WHAT NEEDS TO BE DONE: Copy the records below exactly, leaving out every picture.

○ ○ ○ ○

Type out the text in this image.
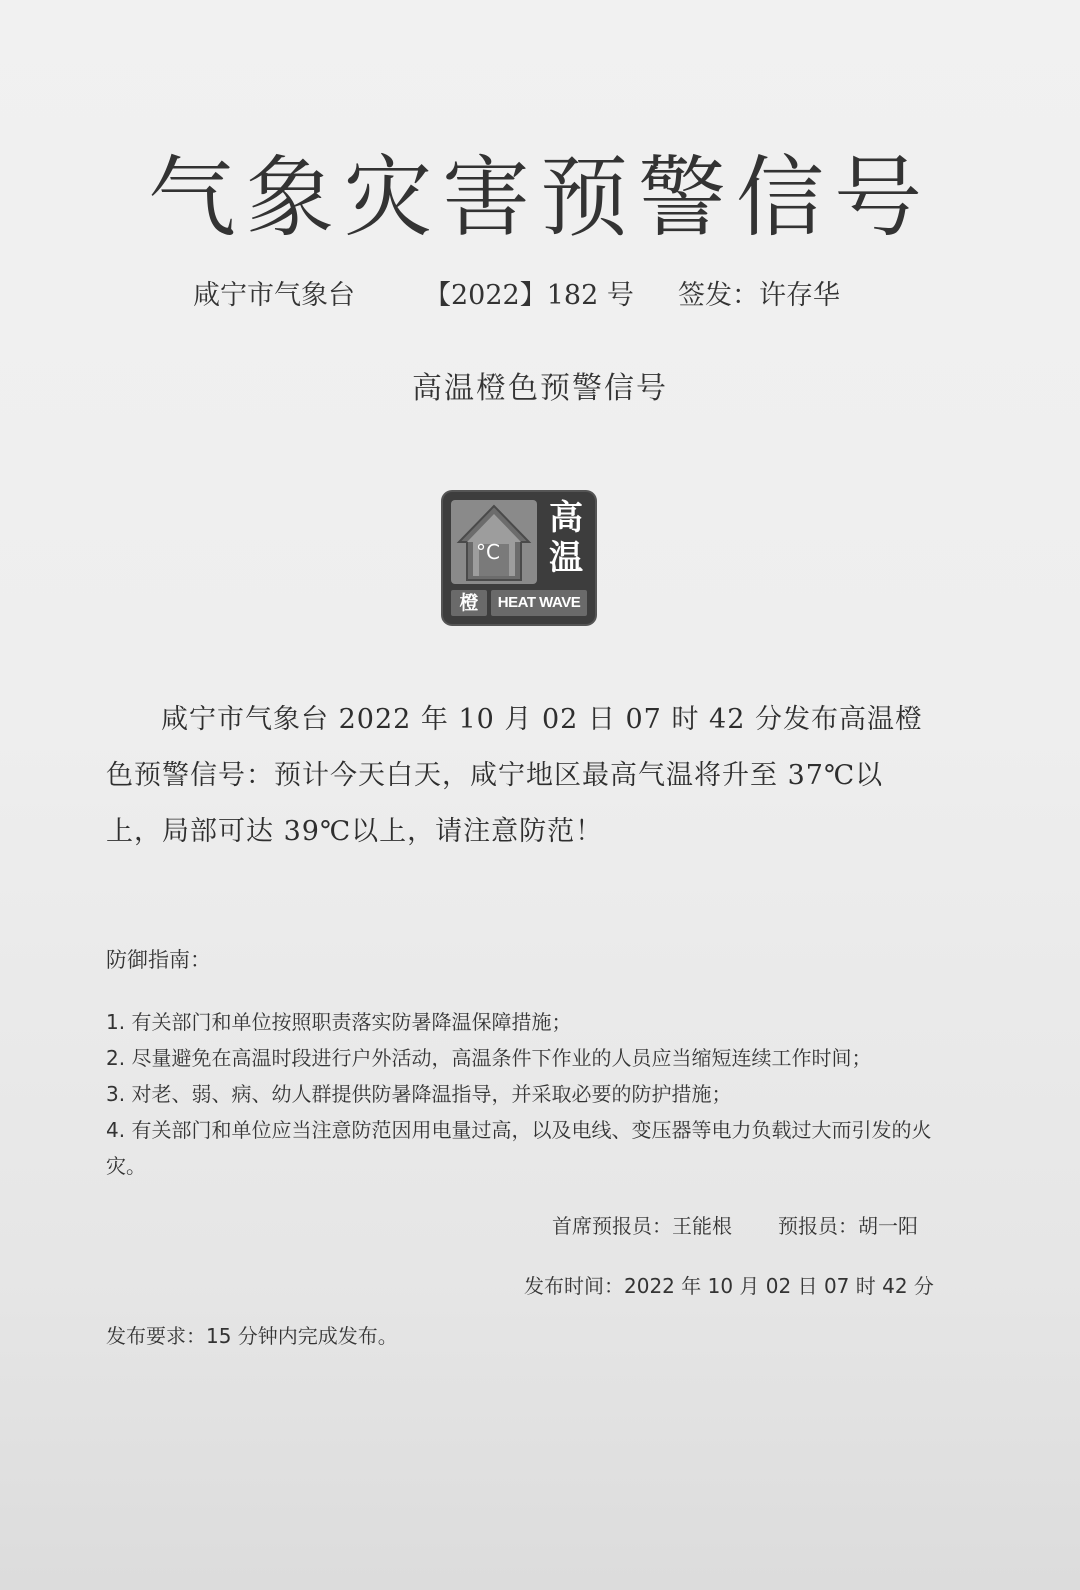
气象灾害预警信号
咸宁市气象台	【2022】182 号 签发：许存华
高温橙色预警信号
°C
高温
橙	HEAT WAVE
咸宁市气象台 2022 年 10 月 02 日 07 时 42 分发布高温橙色预警信号：预计今天白天，咸宁地区最高气温将升至 37℃以上，局部可达 39℃以上，请注意防范！
防御指南：
1. 有关部门和单位按照职责落实防暑降温保障措施；
2. 尽量避免在高温时段进行户外活动，高温条件下作业的人员应当缩短连续工作时间；
3. 对老、弱、病、幼人群提供防暑降温指导，并采取必要的防护措施；
4. 有关部门和单位应当注意防范因用电量过高，以及电线、变压器等电力负载过大而引发的火灾。
首席预报员：王能根 预报员：胡一阳
发布时间：2022 年 10 月 02 日 07 时 42 分
发布要求：15 分钟内完成发布。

○ ○ ○ ○

WRITTEN SOLUTION:
Type out the text in this image.
气象灾害预警信号
咸宁市气象台	【2022】182 号 签发：许存华
高温橙色预警信号
°C
高温
橙	HEAT WAVE
咸宁市气象台 2022 年 10 月 02 日 07 时 42 分发布高温橙色预警信号：预计今天白天，咸宁地区最高气温将升至 37℃以上，局部可达 39℃以上，请注意防范！
防御指南：
1. 有关部门和单位按照职责落实防暑降温保障措施；
2. 尽量避免在高温时段进行户外活动，高温条件下作业的人员应当缩短连续工作时间；
3. 对老、弱、病、幼人群提供防暑降温指导，并采取必要的防护措施；
4. 有关部门和单位应当注意防范因用电量过高，以及电线、变压器等电力负载过大而引发的火灾。
首席预报员：王能根 预报员：胡一阳
发布时间：2022 年 10 月 02 日 07 时 42 分
发布要求：15 分钟内完成发布。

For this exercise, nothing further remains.